▶ Dataset records
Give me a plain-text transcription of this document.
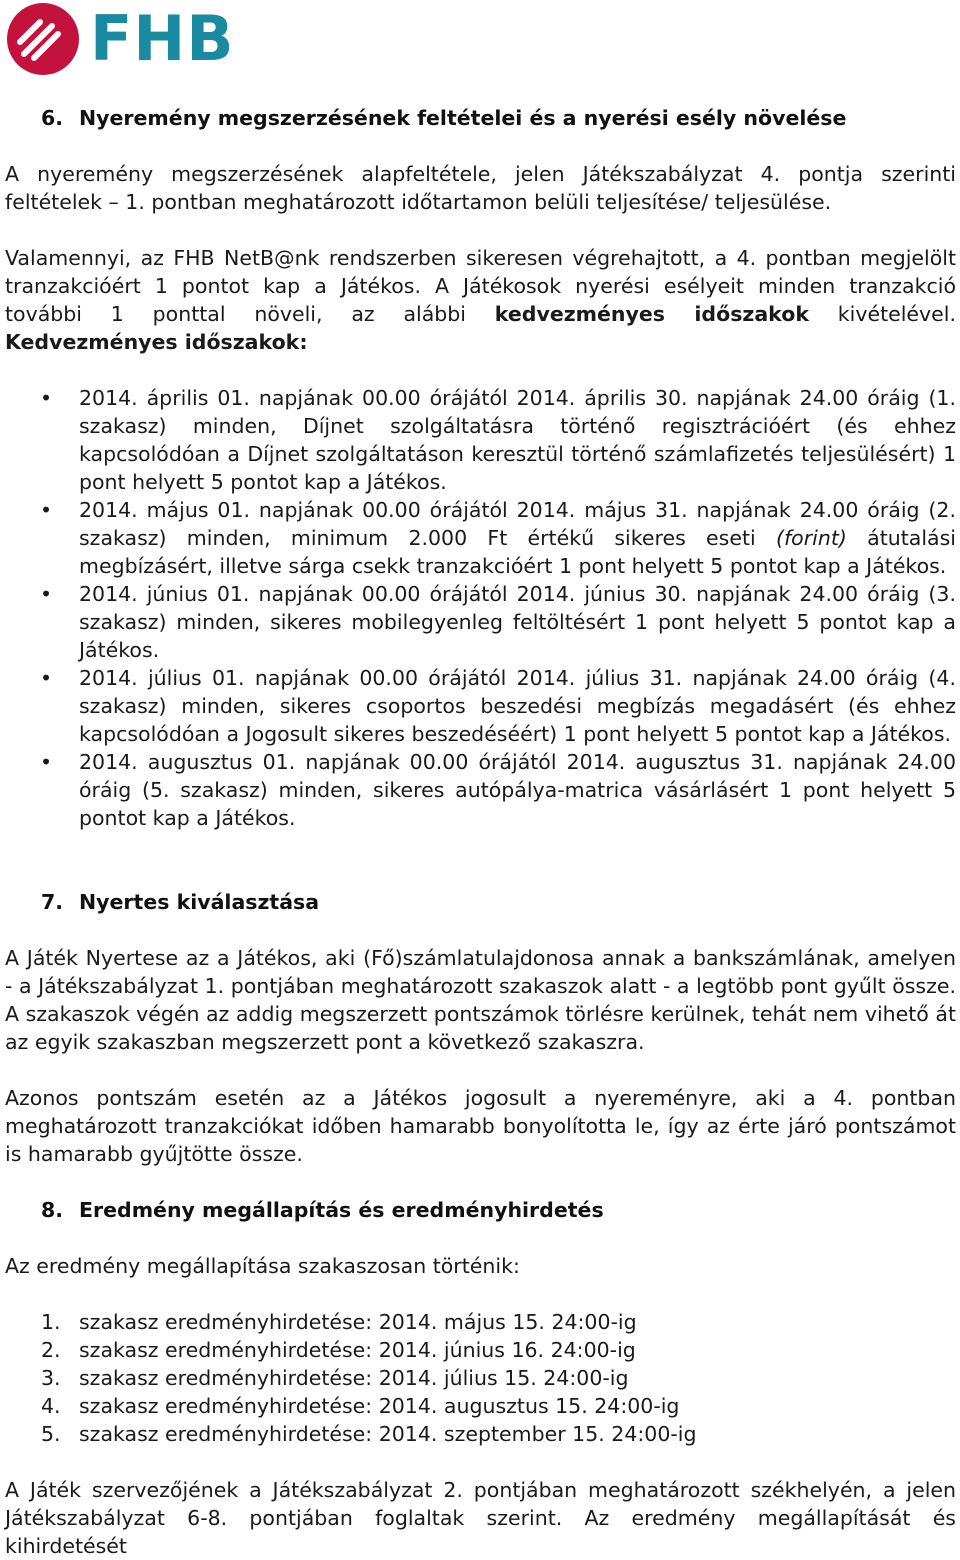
FHB
6. Nyeremény megszerzésének feltételei és a nyerési esély növelése

A nyeremény megszerzésének alapfeltétele, jelen Játékszabályzat 4. pontja szerinti feltételek – 1. pontban meghatározott időtartamon belüli teljesítése/ teljesülése.

Valamennyi, az FHB NetB@nk rendszerben sikeresen végrehajtott, a 4. pontban megjelölt tranzakcióért 1 pontot kap a Játékos. A Játékosok nyerési esélyeit minden tranzakció további 1 ponttal növeli, az alábbi kedvezményes időszakok kivételével. Kedvezményes időszakok:

• 2014. április 01. napjának 00.00 órájától 2014. április 30. napjának 24.00 óráig (1. szakasz) minden, Díjnet szolgáltatásra történő regisztrációért (és ehhez kapcsolódóan a Díjnet szolgáltatáson keresztül történő számlafizetés teljesülésért) 1 pont helyett 5 pontot kap a Játékos.
• 2014. május 01. napjának 00.00 órájától 2014. május 31. napjának 24.00 óráig (2. szakasz) minden, minimum 2.000 Ft értékű sikeres eseti (forint) átutalási megbízásért, illetve sárga csekk tranzakcióért 1 pont helyett 5 pontot kap a Játékos.
• 2014. június 01. napjának 00.00 órájától 2014. június 30. napjának 24.00 óráig (3. szakasz) minden, sikeres mobilegyenleg feltöltésért 1 pont helyett 5 pontot kap a Játékos.
• 2014. július 01. napjának 00.00 órájától 2014. július 31. napjának 24.00 óráig (4. szakasz) minden, sikeres csoportos beszedési megbízás megadásért (és ehhez kapcsolódóan a Jogosult sikeres beszedéséért) 1 pont helyett 5 pontot kap a Játékos.
• 2014. augusztus 01. napjának 00.00 órájától 2014. augusztus 31. napjának 24.00 óráig (5. szakasz) minden, sikeres autópálya-matrica vásárlásért 1 pont helyett 5 pontot kap a Játékos.
7. Nyertes kiválasztása

A Játék Nyertese az a Játékos, aki (Fő)számlatulajdonosa annak a bankszámlának, amelyen - a Játékszabályzat 1. pontjában meghatározott szakaszok alatt - a legtöbb pont gyűlt össze. A szakaszok végén az addig megszerzett pontszámok törlésre kerülnek, tehát nem vihető át az egyik szakaszban megszerzett pont a következő szakaszra.

Azonos pontszám esetén az a Játékos jogosult a nyereményre, aki a 4. pontban meghatározott tranzakciókat időben hamarabb bonyolította le, így az érte járó pontszámot is hamarabb gyűjtötte össze.

8. Eredmény megállapítás és eredményhirdetés

Az eredmény megállapítása szakaszosan történik:

1. szakasz eredményhirdetése: 2014. május 15. 24:00-ig
2. szakasz eredményhirdetése: 2014. június 16. 24:00-ig
3. szakasz eredményhirdetése: 2014. július 15. 24:00-ig
4. szakasz eredményhirdetése: 2014. augusztus 15. 24:00-ig
5. szakasz eredményhirdetése: 2014. szeptember 15. 24:00-ig

A Játék szervezőjének a Játékszabályzat 2. pontjában meghatározott székhelyén, a jelen Játékszabályzat 6-8. pontjában foglaltak szerint. Az eredmény megállapítását és kihirdetését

▶ Task
Leave out all pictures, then copy the remaining material exactly.

▶ Exercise result
Give me a plain-text transcription of this document.
FHB
6. Nyeremény megszerzésének feltételei és a nyerési esély növelése

A nyeremény megszerzésének alapfeltétele, jelen Játékszabályzat 4. pontja szerinti feltételek – 1. pontban meghatározott időtartamon belüli teljesítése/ teljesülése.

Valamennyi, az FHB NetB@nk rendszerben sikeresen végrehajtott, a 4. pontban megjelölt tranzakcióért 1 pontot kap a Játékos. A Játékosok nyerési esélyeit minden tranzakció további 1 ponttal növeli, az alábbi kedvezményes időszakok kivételével. Kedvezményes időszakok:

• 2014. április 01. napjának 00.00 órájától 2014. április 30. napjának 24.00 óráig (1. szakasz) minden, Díjnet szolgáltatásra történő regisztrációért (és ehhez kapcsolódóan a Díjnet szolgáltatáson keresztül történő számlafizetés teljesülésért) 1 pont helyett 5 pontot kap a Játékos.
• 2014. május 01. napjának 00.00 órájától 2014. május 31. napjának 24.00 óráig (2. szakasz) minden, minimum 2.000 Ft értékű sikeres eseti (forint) átutalási megbízásért, illetve sárga csekk tranzakcióért 1 pont helyett 5 pontot kap a Játékos.
• 2014. június 01. napjának 00.00 órájától 2014. június 30. napjának 24.00 óráig (3. szakasz) minden, sikeres mobilegyenleg feltöltésért 1 pont helyett 5 pontot kap a Játékos.
• 2014. július 01. napjának 00.00 órájától 2014. július 31. napjának 24.00 óráig (4. szakasz) minden, sikeres csoportos beszedési megbízás megadásért (és ehhez kapcsolódóan a Jogosult sikeres beszedéséért) 1 pont helyett 5 pontot kap a Játékos.
• 2014. augusztus 01. napjának 00.00 órájától 2014. augusztus 31. napjának 24.00 óráig (5. szakasz) minden, sikeres autópálya-matrica vásárlásért 1 pont helyett 5 pontot kap a Játékos.
7. Nyertes kiválasztása

A Játék Nyertese az a Játékos, aki (Fő)számlatulajdonosa annak a bankszámlának, amelyen - a Játékszabályzat 1. pontjában meghatározott szakaszok alatt - a legtöbb pont gyűlt össze. A szakaszok végén az addig megszerzett pontszámok törlésre kerülnek, tehát nem vihető át az egyik szakaszban megszerzett pont a következő szakaszra.

Azonos pontszám esetén az a Játékos jogosult a nyereményre, aki a 4. pontban meghatározott tranzakciókat időben hamarabb bonyolította le, így az érte járó pontszámot is hamarabb gyűjtötte össze.

8. Eredmény megállapítás és eredményhirdetés

Az eredmény megállapítása szakaszosan történik:

1. szakasz eredményhirdetése: 2014. május 15. 24:00-ig
2. szakasz eredményhirdetése: 2014. június 16. 24:00-ig
3. szakasz eredményhirdetése: 2014. július 15. 24:00-ig
4. szakasz eredményhirdetése: 2014. augusztus 15. 24:00-ig
5. szakasz eredményhirdetése: 2014. szeptember 15. 24:00-ig

A Játék szervezőjének a Játékszabályzat 2. pontjában meghatározott székhelyén, a jelen Játékszabályzat 6-8. pontjában foglaltak szerint. Az eredmény megállapítását és kihirdetését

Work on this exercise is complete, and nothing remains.